**Set exercise:**
Look through the records below, and copy out every line that holds the string "name".

(Data entries for graphics)
* start *
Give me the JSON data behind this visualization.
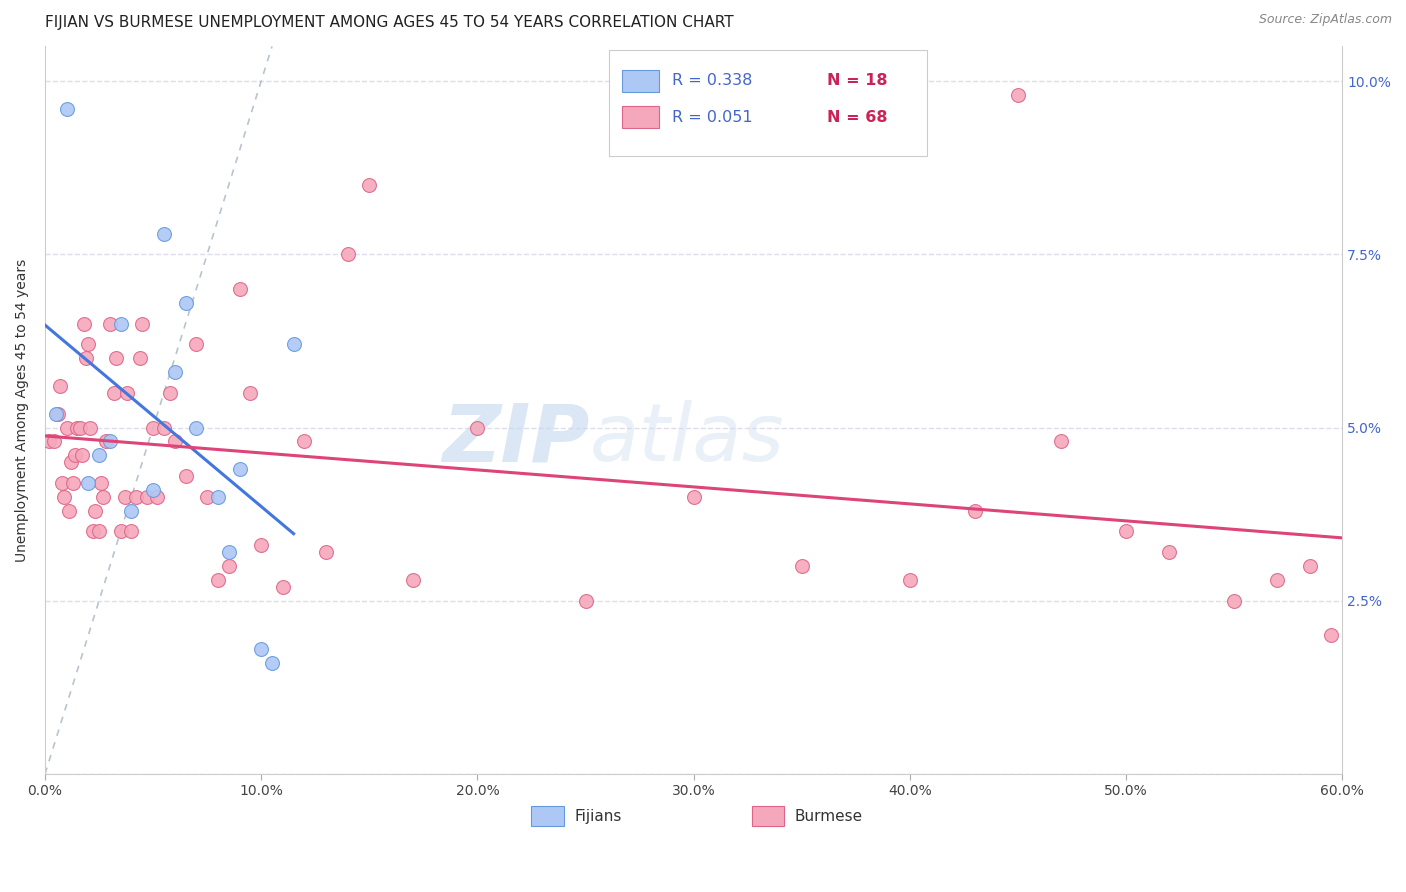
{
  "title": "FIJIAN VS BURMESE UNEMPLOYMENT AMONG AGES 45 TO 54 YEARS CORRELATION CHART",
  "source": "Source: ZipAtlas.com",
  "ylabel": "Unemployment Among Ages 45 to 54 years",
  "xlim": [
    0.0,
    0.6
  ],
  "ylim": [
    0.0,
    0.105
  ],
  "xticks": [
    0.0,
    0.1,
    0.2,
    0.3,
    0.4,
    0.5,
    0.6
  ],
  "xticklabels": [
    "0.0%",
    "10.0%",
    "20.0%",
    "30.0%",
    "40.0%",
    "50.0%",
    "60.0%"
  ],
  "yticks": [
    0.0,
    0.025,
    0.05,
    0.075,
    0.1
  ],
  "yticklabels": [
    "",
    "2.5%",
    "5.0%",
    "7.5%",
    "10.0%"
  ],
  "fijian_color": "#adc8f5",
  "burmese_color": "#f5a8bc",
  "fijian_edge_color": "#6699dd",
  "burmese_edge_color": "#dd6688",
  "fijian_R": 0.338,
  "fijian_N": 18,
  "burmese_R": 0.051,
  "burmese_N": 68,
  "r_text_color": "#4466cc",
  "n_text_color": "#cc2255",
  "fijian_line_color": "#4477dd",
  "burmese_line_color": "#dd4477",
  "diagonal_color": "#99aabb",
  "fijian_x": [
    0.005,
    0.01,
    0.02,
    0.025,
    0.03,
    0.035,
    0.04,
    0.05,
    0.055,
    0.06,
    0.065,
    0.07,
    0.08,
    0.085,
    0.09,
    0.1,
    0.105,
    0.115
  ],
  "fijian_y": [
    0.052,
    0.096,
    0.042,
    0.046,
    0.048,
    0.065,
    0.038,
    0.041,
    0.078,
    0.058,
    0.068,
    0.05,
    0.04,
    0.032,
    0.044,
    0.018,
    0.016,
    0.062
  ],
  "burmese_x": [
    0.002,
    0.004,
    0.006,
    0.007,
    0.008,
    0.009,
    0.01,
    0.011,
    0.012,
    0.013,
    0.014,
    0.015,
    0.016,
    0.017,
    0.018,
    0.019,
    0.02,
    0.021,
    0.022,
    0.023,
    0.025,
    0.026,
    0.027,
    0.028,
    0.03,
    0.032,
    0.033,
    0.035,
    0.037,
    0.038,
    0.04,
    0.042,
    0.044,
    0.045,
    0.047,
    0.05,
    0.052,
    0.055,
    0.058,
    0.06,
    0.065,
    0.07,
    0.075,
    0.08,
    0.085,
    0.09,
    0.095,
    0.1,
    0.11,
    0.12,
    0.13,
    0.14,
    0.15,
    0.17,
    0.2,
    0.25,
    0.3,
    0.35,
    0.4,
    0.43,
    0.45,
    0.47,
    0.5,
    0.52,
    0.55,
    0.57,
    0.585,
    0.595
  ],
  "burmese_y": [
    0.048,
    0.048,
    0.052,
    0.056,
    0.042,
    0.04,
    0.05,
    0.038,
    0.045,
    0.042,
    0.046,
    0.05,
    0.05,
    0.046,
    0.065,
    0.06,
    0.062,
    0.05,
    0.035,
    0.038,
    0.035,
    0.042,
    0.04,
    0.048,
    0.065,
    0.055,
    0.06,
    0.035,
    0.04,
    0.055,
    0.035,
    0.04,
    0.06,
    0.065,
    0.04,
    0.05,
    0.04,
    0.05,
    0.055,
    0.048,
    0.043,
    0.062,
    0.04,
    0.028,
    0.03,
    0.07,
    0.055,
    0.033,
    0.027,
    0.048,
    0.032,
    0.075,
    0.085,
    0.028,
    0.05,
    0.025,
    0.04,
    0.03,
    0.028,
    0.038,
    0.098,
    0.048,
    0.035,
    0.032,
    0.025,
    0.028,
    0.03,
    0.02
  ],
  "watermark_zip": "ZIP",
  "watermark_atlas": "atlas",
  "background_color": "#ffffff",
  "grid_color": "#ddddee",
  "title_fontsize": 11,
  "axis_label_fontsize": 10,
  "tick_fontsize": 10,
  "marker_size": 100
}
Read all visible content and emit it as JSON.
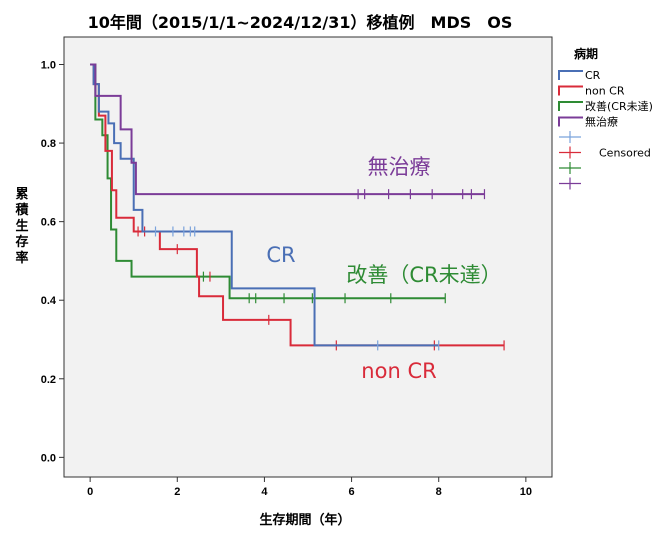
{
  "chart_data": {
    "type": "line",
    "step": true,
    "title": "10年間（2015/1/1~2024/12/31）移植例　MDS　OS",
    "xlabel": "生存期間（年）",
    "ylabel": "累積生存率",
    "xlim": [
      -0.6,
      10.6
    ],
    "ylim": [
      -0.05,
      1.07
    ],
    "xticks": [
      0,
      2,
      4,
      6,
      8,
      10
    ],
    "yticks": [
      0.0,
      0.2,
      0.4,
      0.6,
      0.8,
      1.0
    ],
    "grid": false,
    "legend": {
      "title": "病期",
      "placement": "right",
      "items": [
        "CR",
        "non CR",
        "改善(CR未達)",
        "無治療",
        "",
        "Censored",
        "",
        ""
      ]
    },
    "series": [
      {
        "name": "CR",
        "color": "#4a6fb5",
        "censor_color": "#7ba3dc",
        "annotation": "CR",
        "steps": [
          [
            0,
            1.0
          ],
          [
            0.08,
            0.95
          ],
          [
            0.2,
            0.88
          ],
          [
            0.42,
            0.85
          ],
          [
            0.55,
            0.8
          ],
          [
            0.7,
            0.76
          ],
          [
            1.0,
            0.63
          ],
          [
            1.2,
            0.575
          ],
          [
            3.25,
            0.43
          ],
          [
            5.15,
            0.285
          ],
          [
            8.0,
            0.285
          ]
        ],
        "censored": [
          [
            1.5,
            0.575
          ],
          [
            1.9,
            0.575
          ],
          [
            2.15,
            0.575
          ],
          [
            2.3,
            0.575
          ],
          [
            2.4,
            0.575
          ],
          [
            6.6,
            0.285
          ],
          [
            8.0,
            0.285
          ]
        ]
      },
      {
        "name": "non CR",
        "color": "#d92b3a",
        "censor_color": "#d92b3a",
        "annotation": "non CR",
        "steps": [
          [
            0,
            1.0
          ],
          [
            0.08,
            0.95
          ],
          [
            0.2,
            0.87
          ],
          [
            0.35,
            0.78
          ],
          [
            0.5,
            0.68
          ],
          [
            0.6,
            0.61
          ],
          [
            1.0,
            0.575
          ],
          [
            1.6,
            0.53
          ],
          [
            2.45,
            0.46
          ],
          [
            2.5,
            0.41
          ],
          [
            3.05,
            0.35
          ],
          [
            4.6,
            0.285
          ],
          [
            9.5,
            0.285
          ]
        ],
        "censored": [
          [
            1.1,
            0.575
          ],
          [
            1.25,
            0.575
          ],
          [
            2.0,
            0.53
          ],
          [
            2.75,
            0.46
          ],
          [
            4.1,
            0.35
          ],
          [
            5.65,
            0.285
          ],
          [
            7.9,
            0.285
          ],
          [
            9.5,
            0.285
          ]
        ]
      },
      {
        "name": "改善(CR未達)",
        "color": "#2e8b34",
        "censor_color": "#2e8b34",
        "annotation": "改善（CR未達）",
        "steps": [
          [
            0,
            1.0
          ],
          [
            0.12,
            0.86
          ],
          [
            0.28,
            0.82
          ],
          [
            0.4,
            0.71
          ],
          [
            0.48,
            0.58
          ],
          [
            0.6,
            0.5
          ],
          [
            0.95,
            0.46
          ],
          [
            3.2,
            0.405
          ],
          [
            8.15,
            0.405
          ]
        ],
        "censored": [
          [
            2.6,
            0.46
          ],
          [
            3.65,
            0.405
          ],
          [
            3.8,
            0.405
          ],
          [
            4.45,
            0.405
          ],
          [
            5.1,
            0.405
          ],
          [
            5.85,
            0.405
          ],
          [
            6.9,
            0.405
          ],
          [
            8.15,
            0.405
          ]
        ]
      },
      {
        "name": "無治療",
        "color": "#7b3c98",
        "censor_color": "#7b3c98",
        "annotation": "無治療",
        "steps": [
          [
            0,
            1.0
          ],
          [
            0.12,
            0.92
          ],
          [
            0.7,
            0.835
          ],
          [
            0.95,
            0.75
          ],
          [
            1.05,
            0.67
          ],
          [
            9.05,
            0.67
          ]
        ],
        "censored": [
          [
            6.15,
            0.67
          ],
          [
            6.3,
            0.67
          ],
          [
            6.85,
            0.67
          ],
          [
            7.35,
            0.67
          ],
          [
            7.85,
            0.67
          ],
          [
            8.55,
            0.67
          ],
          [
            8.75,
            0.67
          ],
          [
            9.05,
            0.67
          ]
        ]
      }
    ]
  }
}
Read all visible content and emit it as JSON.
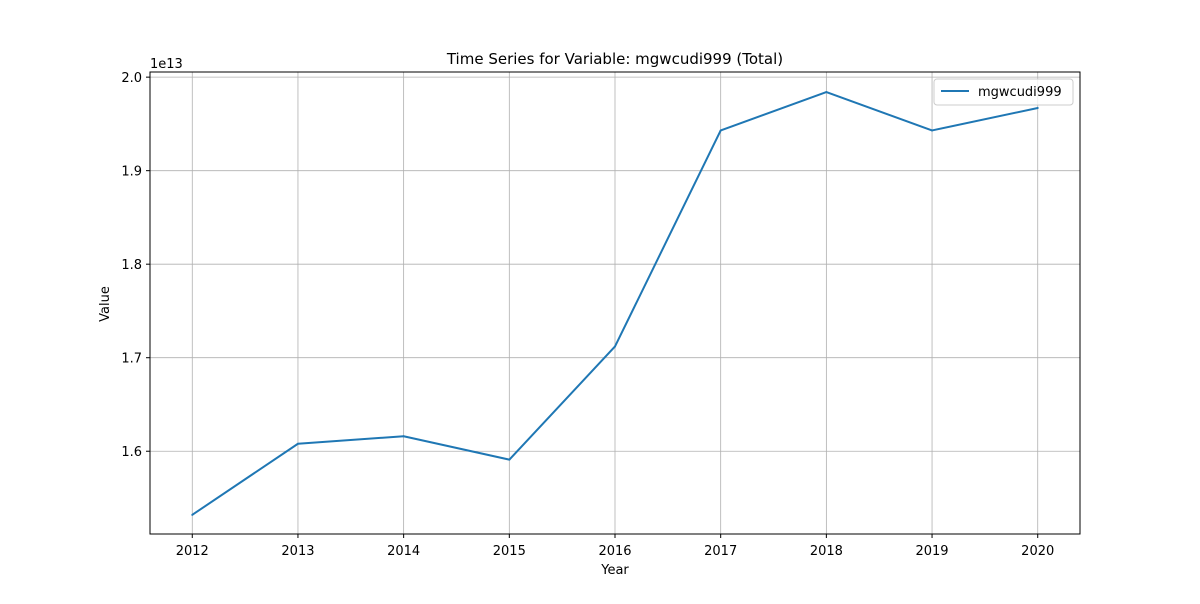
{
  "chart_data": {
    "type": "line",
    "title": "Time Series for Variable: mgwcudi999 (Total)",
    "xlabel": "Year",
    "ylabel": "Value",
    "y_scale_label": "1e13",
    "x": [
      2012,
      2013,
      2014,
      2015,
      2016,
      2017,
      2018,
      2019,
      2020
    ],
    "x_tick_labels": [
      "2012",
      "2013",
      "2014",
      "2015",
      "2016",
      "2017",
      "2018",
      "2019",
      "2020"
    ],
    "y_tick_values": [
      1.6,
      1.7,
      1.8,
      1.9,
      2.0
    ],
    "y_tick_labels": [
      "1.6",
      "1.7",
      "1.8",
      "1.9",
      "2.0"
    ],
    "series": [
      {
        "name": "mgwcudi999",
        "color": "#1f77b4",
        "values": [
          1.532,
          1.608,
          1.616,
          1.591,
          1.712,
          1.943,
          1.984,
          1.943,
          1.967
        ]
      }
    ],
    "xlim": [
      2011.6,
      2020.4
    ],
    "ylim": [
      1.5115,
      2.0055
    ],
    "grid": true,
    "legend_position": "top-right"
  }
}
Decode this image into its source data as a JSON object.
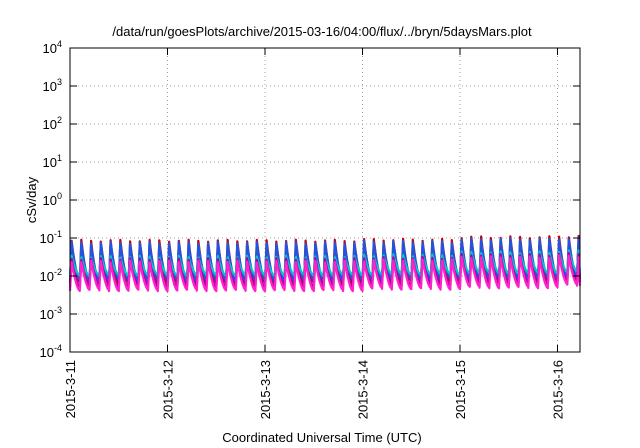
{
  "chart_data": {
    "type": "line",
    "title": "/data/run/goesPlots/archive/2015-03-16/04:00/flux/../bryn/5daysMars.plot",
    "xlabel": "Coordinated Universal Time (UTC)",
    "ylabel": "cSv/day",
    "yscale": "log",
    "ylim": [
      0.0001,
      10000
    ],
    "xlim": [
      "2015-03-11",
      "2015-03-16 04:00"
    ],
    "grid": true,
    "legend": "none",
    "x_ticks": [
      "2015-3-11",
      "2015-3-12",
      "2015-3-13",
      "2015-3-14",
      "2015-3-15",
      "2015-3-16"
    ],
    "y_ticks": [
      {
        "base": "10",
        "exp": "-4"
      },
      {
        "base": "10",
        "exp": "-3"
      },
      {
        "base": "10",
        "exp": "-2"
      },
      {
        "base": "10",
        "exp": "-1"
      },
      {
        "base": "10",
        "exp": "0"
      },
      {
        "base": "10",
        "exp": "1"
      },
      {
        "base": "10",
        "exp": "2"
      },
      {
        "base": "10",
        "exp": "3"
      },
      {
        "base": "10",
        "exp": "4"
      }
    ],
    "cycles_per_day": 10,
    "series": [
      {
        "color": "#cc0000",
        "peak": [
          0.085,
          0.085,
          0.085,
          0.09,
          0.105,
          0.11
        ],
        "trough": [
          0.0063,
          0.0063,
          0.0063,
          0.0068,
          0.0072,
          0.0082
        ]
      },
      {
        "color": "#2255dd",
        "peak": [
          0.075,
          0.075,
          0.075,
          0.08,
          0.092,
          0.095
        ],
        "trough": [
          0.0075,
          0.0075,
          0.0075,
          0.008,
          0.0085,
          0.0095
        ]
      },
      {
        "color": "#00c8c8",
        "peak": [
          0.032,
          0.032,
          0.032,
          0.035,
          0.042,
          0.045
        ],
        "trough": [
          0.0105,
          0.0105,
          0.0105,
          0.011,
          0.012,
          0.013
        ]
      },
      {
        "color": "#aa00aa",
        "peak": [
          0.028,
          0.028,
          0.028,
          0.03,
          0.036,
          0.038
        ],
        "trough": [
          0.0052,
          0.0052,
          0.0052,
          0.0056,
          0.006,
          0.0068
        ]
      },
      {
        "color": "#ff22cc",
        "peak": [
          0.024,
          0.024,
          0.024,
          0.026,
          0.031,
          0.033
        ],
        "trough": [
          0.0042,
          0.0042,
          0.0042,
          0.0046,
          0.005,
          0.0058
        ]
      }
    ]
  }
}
* end *
**Complete answer:**
        "name": "CR",
        "name": "non CR",
        "name": "改善(CR未達)",
        "name": "無治療",
        "name": "mgwcudi999",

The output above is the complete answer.